__Requirements__. Return all of the data exactly as given.

__Provided material__.
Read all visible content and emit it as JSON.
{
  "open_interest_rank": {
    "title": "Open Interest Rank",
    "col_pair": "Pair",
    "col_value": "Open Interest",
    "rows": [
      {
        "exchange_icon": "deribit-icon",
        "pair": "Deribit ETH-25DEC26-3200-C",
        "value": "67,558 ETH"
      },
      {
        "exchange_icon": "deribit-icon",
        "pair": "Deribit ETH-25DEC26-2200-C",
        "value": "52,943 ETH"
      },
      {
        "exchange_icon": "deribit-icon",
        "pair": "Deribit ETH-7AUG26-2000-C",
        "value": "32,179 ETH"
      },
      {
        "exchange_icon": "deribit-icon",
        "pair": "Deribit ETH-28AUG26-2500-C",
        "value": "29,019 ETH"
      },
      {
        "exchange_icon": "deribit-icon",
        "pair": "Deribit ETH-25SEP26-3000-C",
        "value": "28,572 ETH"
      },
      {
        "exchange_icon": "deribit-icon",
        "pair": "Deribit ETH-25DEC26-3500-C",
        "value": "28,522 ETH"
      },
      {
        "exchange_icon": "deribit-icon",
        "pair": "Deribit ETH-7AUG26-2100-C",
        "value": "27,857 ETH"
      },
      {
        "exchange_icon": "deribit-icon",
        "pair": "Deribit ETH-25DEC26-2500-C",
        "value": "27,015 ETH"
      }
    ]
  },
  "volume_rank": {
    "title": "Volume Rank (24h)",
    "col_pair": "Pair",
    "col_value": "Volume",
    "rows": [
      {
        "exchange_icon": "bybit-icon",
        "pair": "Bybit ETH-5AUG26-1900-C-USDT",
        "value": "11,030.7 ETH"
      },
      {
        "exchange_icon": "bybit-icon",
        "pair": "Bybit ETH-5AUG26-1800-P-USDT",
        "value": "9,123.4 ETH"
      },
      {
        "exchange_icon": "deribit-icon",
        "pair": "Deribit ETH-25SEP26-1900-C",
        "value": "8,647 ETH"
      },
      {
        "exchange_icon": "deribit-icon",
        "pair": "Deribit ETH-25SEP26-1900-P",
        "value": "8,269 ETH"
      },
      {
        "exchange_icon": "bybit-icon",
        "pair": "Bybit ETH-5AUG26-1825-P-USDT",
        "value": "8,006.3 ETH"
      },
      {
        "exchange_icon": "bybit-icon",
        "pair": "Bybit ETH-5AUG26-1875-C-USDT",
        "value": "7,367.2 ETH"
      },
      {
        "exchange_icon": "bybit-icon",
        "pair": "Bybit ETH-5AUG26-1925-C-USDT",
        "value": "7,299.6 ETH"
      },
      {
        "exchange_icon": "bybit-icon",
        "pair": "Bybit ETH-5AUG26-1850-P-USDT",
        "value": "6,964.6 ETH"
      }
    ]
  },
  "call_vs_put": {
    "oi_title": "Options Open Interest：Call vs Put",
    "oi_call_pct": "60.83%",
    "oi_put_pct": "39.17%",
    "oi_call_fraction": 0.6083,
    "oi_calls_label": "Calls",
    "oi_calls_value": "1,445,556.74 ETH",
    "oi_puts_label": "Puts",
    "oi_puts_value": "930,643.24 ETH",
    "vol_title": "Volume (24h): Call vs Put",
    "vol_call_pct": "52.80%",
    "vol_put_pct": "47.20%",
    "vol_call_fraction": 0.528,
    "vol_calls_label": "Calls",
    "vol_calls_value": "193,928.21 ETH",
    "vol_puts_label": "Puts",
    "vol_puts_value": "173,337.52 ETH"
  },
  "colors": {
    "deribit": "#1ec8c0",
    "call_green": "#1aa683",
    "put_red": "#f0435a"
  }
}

__Answer to this exercise__.
Read all visible content and emit it as JSON.
{
  "open_interest_rank": {
    "title": "Open Interest Rank",
    "col_pair": "Pair",
    "col_value": "Open Interest",
    "rows": [
      {
        "exchange_icon": "deribit-icon",
        "pair": "Deribit ETH-25DEC26-3200-C",
        "value": "67,558 ETH"
      },
      {
        "exchange_icon": "deribit-icon",
        "pair": "Deribit ETH-25DEC26-2200-C",
        "value": "52,943 ETH"
      },
      {
        "exchange_icon": "deribit-icon",
        "pair": "Deribit ETH-7AUG26-2000-C",
        "value": "32,179 ETH"
      },
      {
        "exchange_icon": "deribit-icon",
        "pair": "Deribit ETH-28AUG26-2500-C",
        "value": "29,019 ETH"
      },
      {
        "exchange_icon": "deribit-icon",
        "pair": "Deribit ETH-25SEP26-3000-C",
        "value": "28,572 ETH"
      },
      {
        "exchange_icon": "deribit-icon",
        "pair": "Deribit ETH-25DEC26-3500-C",
        "value": "28,522 ETH"
      },
      {
        "exchange_icon": "deribit-icon",
        "pair": "Deribit ETH-7AUG26-2100-C",
        "value": "27,857 ETH"
      },
      {
        "exchange_icon": "deribit-icon",
        "pair": "Deribit ETH-25DEC26-2500-C",
        "value": "27,015 ETH"
      }
    ]
  },
  "volume_rank": {
    "title": "Volume Rank (24h)",
    "col_pair": "Pair",
    "col_value": "Volume",
    "rows": [
      {
        "exchange_icon": "bybit-icon",
        "pair": "Bybit ETH-5AUG26-1900-C-USDT",
        "value": "11,030.7 ETH"
      },
      {
        "exchange_icon": "bybit-icon",
        "pair": "Bybit ETH-5AUG26-1800-P-USDT",
        "value": "9,123.4 ETH"
      },
      {
        "exchange_icon": "deribit-icon",
        "pair": "Deribit ETH-25SEP26-1900-C",
        "value": "8,647 ETH"
      },
      {
        "exchange_icon": "deribit-icon",
        "pair": "Deribit ETH-25SEP26-1900-P",
        "value": "8,269 ETH"
      },
      {
        "exchange_icon": "bybit-icon",
        "pair": "Bybit ETH-5AUG26-1825-P-USDT",
        "value": "8,006.3 ETH"
      },
      {
        "exchange_icon": "bybit-icon",
        "pair": "Bybit ETH-5AUG26-1875-C-USDT",
        "value": "7,367.2 ETH"
      },
      {
        "exchange_icon": "bybit-icon",
        "pair": "Bybit ETH-5AUG26-1925-C-USDT",
        "value": "7,299.6 ETH"
      },
      {
        "exchange_icon": "bybit-icon",
        "pair": "Bybit ETH-5AUG26-1850-P-USDT",
        "value": "6,964.6 ETH"
      }
    ]
  },
  "call_vs_put": {
    "oi_title": "Options Open Interest：Call vs Put",
    "oi_call_pct": "60.83%",
    "oi_put_pct": "39.17%",
    "oi_call_fraction": 0.6083,
    "oi_calls_label": "Calls",
    "oi_calls_value": "1,445,556.74 ETH",
    "oi_puts_label": "Puts",
    "oi_puts_value": "930,643.24 ETH",
    "vol_title": "Volume (24h): Call vs Put",
    "vol_call_pct": "52.80%",
    "vol_put_pct": "47.20%",
    "vol_call_fraction": 0.528,
    "vol_calls_label": "Calls",
    "vol_calls_value": "193,928.21 ETH",
    "vol_puts_label": "Puts",
    "vol_puts_value": "173,337.52 ETH"
  },
  "colors": {
    "deribit": "#1ec8c0",
    "call_green": "#1aa683",
    "put_red": "#f0435a"
  }
}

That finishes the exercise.